- [Listing]:

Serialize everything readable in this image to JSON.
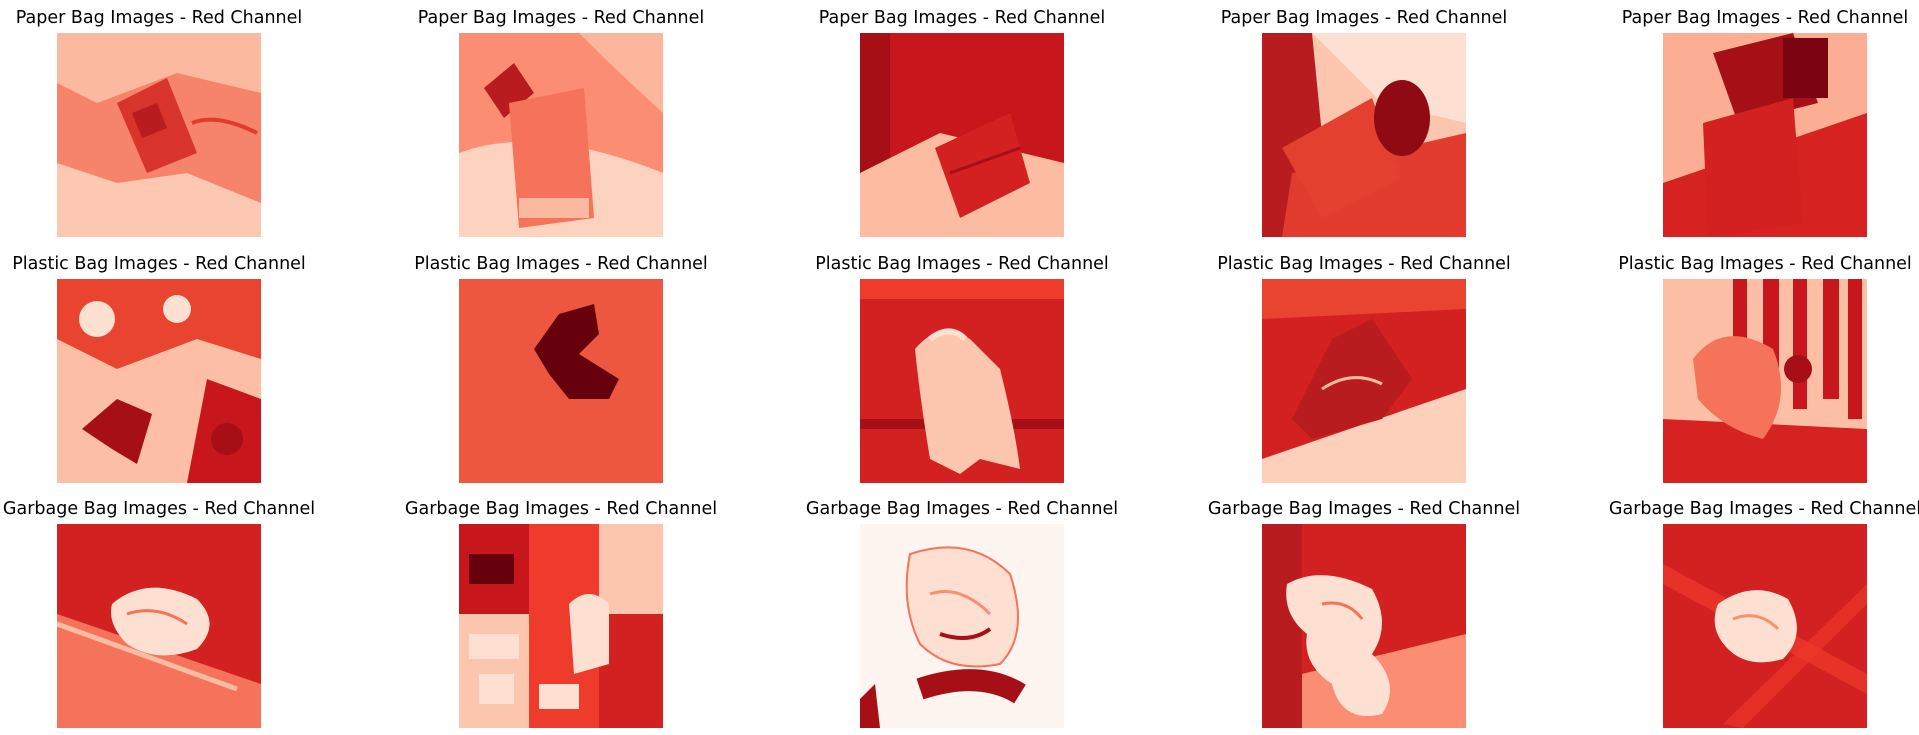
{
  "rows": [
    {
      "category": "paper",
      "titles": [
        "Paper Bag Images - Red Channel",
        "Paper Bag Images - Red Channel",
        "Paper Bag Images - Red Channel",
        "Paper Bag Images - Red Channel",
        "Paper Bag Images - Red Channel"
      ]
    },
    {
      "category": "plastic",
      "titles": [
        "Plastic Bag Images - Red Channel",
        "Plastic Bag Images - Red Channel",
        "Plastic Bag Images - Red Channel",
        "Plastic Bag Images - Red Channel",
        "Plastic Bag Images - Red Channel"
      ]
    },
    {
      "category": "garbage",
      "titles": [
        "Garbage Bag Images - Red Channel",
        "Garbage Bag Images - Red Channel",
        "Garbage Bag Images - Red Channel",
        "Garbage Bag Images - Red Channel",
        "Garbage Bag Images - Red Channel"
      ]
    }
  ],
  "colormap": {
    "name": "Reds",
    "light": "#fff5f0",
    "mid": "#fb6a4a",
    "dark": "#67000d"
  }
}
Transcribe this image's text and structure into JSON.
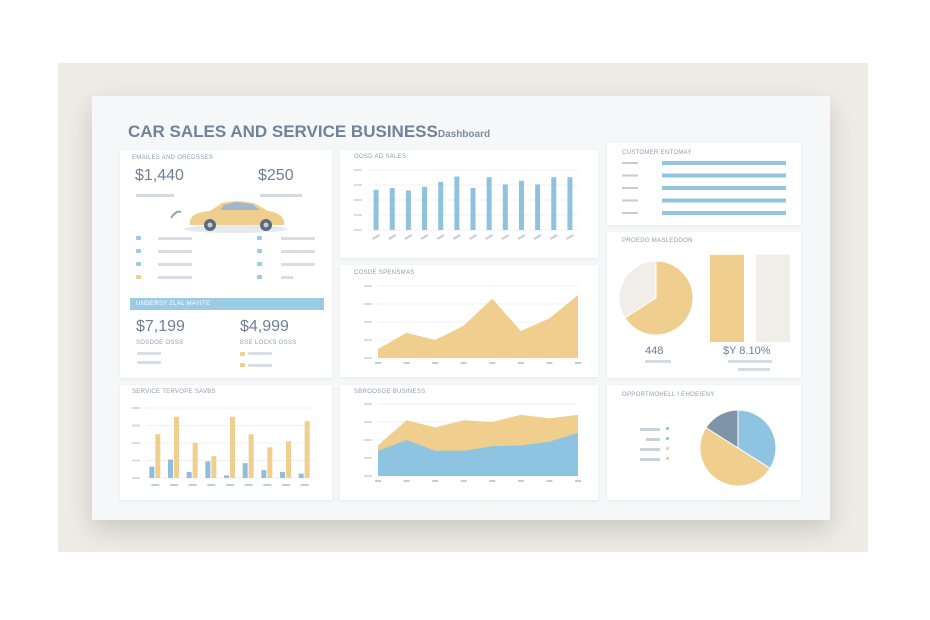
{
  "title": "CAR SALES AND SERVICE BUSINESS",
  "title_suffix": "Dashboard",
  "panel_sales": {
    "title": "EMAILES AND OREDSSES",
    "value_left": "$1,440",
    "value_right": "$250",
    "car_icon": "car-illustration",
    "legend_rows": [
      {
        "left_icon": "circle-icon",
        "right_icon": "card-icon"
      },
      {
        "left_icon": "wrench-icon",
        "right_icon": "card-icon"
      },
      {
        "left_icon": "tag-icon",
        "right_icon": "card-icon"
      },
      {
        "left_icon": "box-icon",
        "right_icon": "box-icon"
      }
    ],
    "band_title": "UNDERSY ZLAL MAYITE",
    "value_bottom_left": "$7,199",
    "value_bottom_right": "$4,999",
    "caption_left": "SOSDOE OSSS",
    "caption_right": "BSE LOCKS OSSS"
  },
  "chart_data": [
    {
      "id": "bar-top",
      "type": "bar",
      "title": "OOSD AD SALES",
      "categories": [
        "1",
        "2",
        "3",
        "4",
        "5",
        "6",
        "7",
        "8",
        "9",
        "10",
        "11",
        "12",
        "13"
      ],
      "values": [
        67,
        70,
        66,
        72,
        80,
        89,
        70,
        88,
        76,
        82,
        76,
        88,
        88
      ],
      "ylim": [
        0,
        100
      ],
      "color": "#8fc2de",
      "grid": true
    },
    {
      "id": "area-mid",
      "type": "area",
      "title": "COSDE SPENSMAS",
      "x": [
        0,
        1,
        2,
        3,
        4,
        5,
        6,
        7
      ],
      "values": [
        10,
        28,
        20,
        36,
        66,
        30,
        44,
        70
      ],
      "ylim": [
        0,
        80
      ],
      "color": "#f0cf8e",
      "grid": true
    },
    {
      "id": "bar-bottom",
      "type": "bar",
      "title": "SERVICE TERVOPE SAVBS",
      "categories": [
        "1",
        "2",
        "3",
        "4",
        "5",
        "6",
        "7",
        "8",
        "9"
      ],
      "series": [
        {
          "values": [
            13,
            21,
            7,
            19,
            3,
            17,
            9,
            7,
            5
          ],
          "color": "#8fbddb"
        },
        {
          "values": [
            50,
            70,
            40,
            25,
            70,
            50,
            35,
            42,
            65
          ],
          "color": "#f0cf8e"
        }
      ],
      "ylim": [
        0,
        80
      ],
      "grid": true
    },
    {
      "id": "area-bottom",
      "type": "area",
      "title": "SBROOSGE BUSINESS",
      "x": [
        0,
        1,
        2,
        3,
        4,
        5,
        6,
        7
      ],
      "series": [
        {
          "values": [
            28,
            40,
            28,
            28,
            33,
            34,
            38,
            48
          ],
          "color": "#8fc3e2"
        },
        {
          "values": [
            34,
            62,
            54,
            62,
            60,
            68,
            64,
            68
          ],
          "color": "#f0cf8e"
        }
      ],
      "ylim": [
        0,
        80
      ],
      "grid": true
    },
    {
      "id": "hbar-right",
      "type": "bar",
      "orientation": "horizontal",
      "title": "CUSTOMER ENTOMAY",
      "categories": [
        "1",
        "2",
        "3",
        "4",
        "5"
      ],
      "values": [
        100,
        100,
        100,
        100,
        100
      ],
      "color": "#93c4e0"
    },
    {
      "id": "pie-mid",
      "type": "pie",
      "title": "PROEDG MASLEDOON",
      "slices": [
        {
          "value": 66,
          "color": "#f0cf8e"
        },
        {
          "value": 34,
          "color": "#f1ede8"
        }
      ],
      "bars": [
        {
          "value": 89,
          "color": "#f0cf8e"
        },
        {
          "value": 89,
          "color": "#f1ede8"
        }
      ],
      "value_left": "448",
      "value_right": "$Y 8.10%"
    },
    {
      "id": "pie-bottom",
      "type": "pie",
      "title": "OPPORTMOHELL I EHOEIENY",
      "slices": [
        {
          "value": 34,
          "color": "#8fc3e2"
        },
        {
          "value": 50,
          "color": "#f0cf8e"
        },
        {
          "value": 16,
          "color": "#7e95a9"
        }
      ]
    }
  ]
}
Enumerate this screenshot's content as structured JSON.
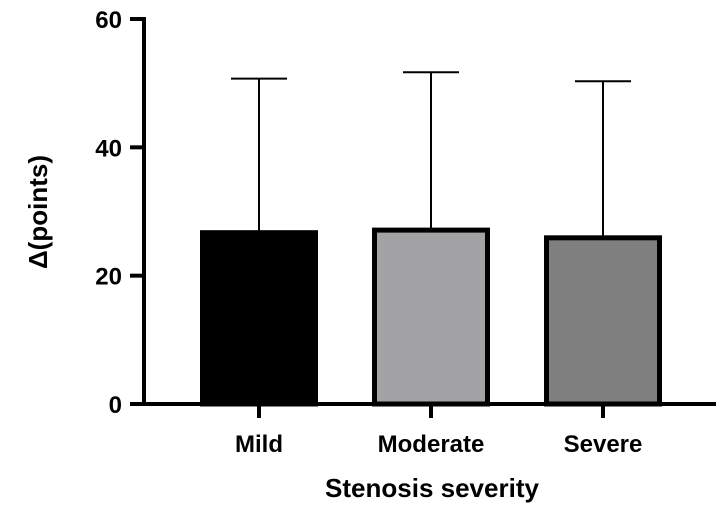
{
  "chart_data": {
    "type": "bar",
    "title": "",
    "xlabel": "Stenosis severity",
    "ylabel": "Δ(points)",
    "ylim": [
      0,
      60
    ],
    "yticks": [
      0,
      20,
      40,
      60
    ],
    "grid": false,
    "legend": "none",
    "categories": [
      "Mild",
      "Moderate",
      "Severe"
    ],
    "series": [
      {
        "values": [
          26.7,
          27.1,
          25.9
        ],
        "error_upper": [
          50.7,
          51.7,
          50.3
        ]
      }
    ],
    "colors": [
      "#000000",
      "#a3a3a6",
      "#7f7f7f"
    ],
    "error_bars": "upper only (mean + SD)"
  }
}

- [The request]: Reproduce the material in its entirety and word for word, without the pictures.

- [Answer to this problem]:
Serialize everything readable in this image to JSON.
{
  "rows": [
    {
      "category": "paper",
      "titles": [
        "Paper Bag Images - Red Channel",
        "Paper Bag Images - Red Channel",
        "Paper Bag Images - Red Channel",
        "Paper Bag Images - Red Channel",
        "Paper Bag Images - Red Channel"
      ]
    },
    {
      "category": "plastic",
      "titles": [
        "Plastic Bag Images - Red Channel",
        "Plastic Bag Images - Red Channel",
        "Plastic Bag Images - Red Channel",
        "Plastic Bag Images - Red Channel",
        "Plastic Bag Images - Red Channel"
      ]
    },
    {
      "category": "garbage",
      "titles": [
        "Garbage Bag Images - Red Channel",
        "Garbage Bag Images - Red Channel",
        "Garbage Bag Images - Red Channel",
        "Garbage Bag Images - Red Channel",
        "Garbage Bag Images - Red Channel"
      ]
    }
  ],
  "colormap": {
    "name": "Reds",
    "light": "#fff5f0",
    "mid": "#fb6a4a",
    "dark": "#67000d"
  }
}
Transcribe this image's text and structure into JSON.
{
  "title": "CAR SALES AND SERVICE BUSINESS",
  "title_suffix": "Dashboard",
  "panel_sales": {
    "title": "EMAILES AND OREDSSES",
    "value_left": "$1,440",
    "value_right": "$250",
    "car_icon": "car-illustration",
    "legend_rows": [
      {
        "left_icon": "circle-icon",
        "right_icon": "card-icon"
      },
      {
        "left_icon": "wrench-icon",
        "right_icon": "card-icon"
      },
      {
        "left_icon": "tag-icon",
        "right_icon": "card-icon"
      },
      {
        "left_icon": "box-icon",
        "right_icon": "box-icon"
      }
    ],
    "band_title": "UNDERSY ZLAL MAYITE",
    "value_bottom_left": "$7,199",
    "value_bottom_right": "$4,999",
    "caption_left": "SOSDOE OSSS",
    "caption_right": "BSE LOCKS OSSS"
  },
  "chart_data": [
    {
      "id": "bar-top",
      "type": "bar",
      "title": "OOSD AD SALES",
      "categories": [
        "1",
        "2",
        "3",
        "4",
        "5",
        "6",
        "7",
        "8",
        "9",
        "10",
        "11",
        "12",
        "13"
      ],
      "values": [
        67,
        70,
        66,
        72,
        80,
        89,
        70,
        88,
        76,
        82,
        76,
        88,
        88
      ],
      "ylim": [
        0,
        100
      ],
      "color": "#8fc2de",
      "grid": true
    },
    {
      "id": "area-mid",
      "type": "area",
      "title": "COSDE SPENSMAS",
      "x": [
        0,
        1,
        2,
        3,
        4,
        5,
        6,
        7
      ],
      "values": [
        10,
        28,
        20,
        36,
        66,
        30,
        44,
        70
      ],
      "ylim": [
        0,
        80
      ],
      "color": "#f0cf8e",
      "grid": true
    },
    {
      "id": "bar-bottom",
      "type": "bar",
      "title": "SERVICE TERVOPE SAVBS",
      "categories": [
        "1",
        "2",
        "3",
        "4",
        "5",
        "6",
        "7",
        "8",
        "9"
      ],
      "series": [
        {
          "values": [
            13,
            21,
            7,
            19,
            3,
            17,
            9,
            7,
            5
          ],
          "color": "#8fbddb"
        },
        {
          "values": [
            50,
            70,
            40,
            25,
            70,
            50,
            35,
            42,
            65
          ],
          "color": "#f0cf8e"
        }
      ],
      "ylim": [
        0,
        80
      ],
      "grid": true
    },
    {
      "id": "area-bottom",
      "type": "area",
      "title": "SBROOSGE BUSINESS",
      "x": [
        0,
        1,
        2,
        3,
        4,
        5,
        6,
        7
      ],
      "series": [
        {
          "values": [
            28,
            40,
            28,
            28,
            33,
            34,
            38,
            48
          ],
          "color": "#8fc3e2"
        },
        {
          "values": [
            34,
            62,
            54,
            62,
            60,
            68,
            64,
            68
          ],
          "color": "#f0cf8e"
        }
      ],
      "ylim": [
        0,
        80
      ],
      "grid": true
    },
    {
      "id": "hbar-right",
      "type": "bar",
      "orientation": "horizontal",
      "title": "CUSTOMER ENTOMAY",
      "categories": [
        "1",
        "2",
        "3",
        "4",
        "5"
      ],
      "values": [
        100,
        100,
        100,
        100,
        100
      ],
      "color": "#93c4e0"
    },
    {
      "id": "pie-mid",
      "type": "pie",
      "title": "PROEDG MASLEDOON",
      "slices": [
        {
          "value": 66,
          "color": "#f0cf8e"
        },
        {
          "value": 34,
          "color": "#f1ede8"
        }
      ],
      "bars": [
        {
          "value": 89,
          "color": "#f0cf8e"
        },
        {
          "value": 89,
          "color": "#f1ede8"
        }
      ],
      "value_left": "448",
      "value_right": "$Y 8.10%"
    },
    {
      "id": "pie-bottom",
      "type": "pie",
      "title": "OPPORTMOHELL I EHOEIENY",
      "slices": [
        {
          "value": 34,
          "color": "#8fc3e2"
        },
        {
          "value": 50,
          "color": "#f0cf8e"
        },
        {
          "value": 16,
          "color": "#7e95a9"
        }
      ]
    }
  ]
}
Enumerate this screenshot's content as structured JSON.
{
  "chart_data": {
    "type": "bar",
    "title": "",
    "xlabel": "Stenosis severity",
    "ylabel": "Δ(points)",
    "ylim": [
      0,
      60
    ],
    "yticks": [
      0,
      20,
      40,
      60
    ],
    "grid": false,
    "legend": "none",
    "categories": [
      "Mild",
      "Moderate",
      "Severe"
    ],
    "series": [
      {
        "values": [
          26.7,
          27.1,
          25.9
        ],
        "error_upper": [
          50.7,
          51.7,
          50.3
        ]
      }
    ],
    "colors": [
      "#000000",
      "#a3a3a6",
      "#7f7f7f"
    ],
    "error_bars": "upper only (mean + SD)"
  }
}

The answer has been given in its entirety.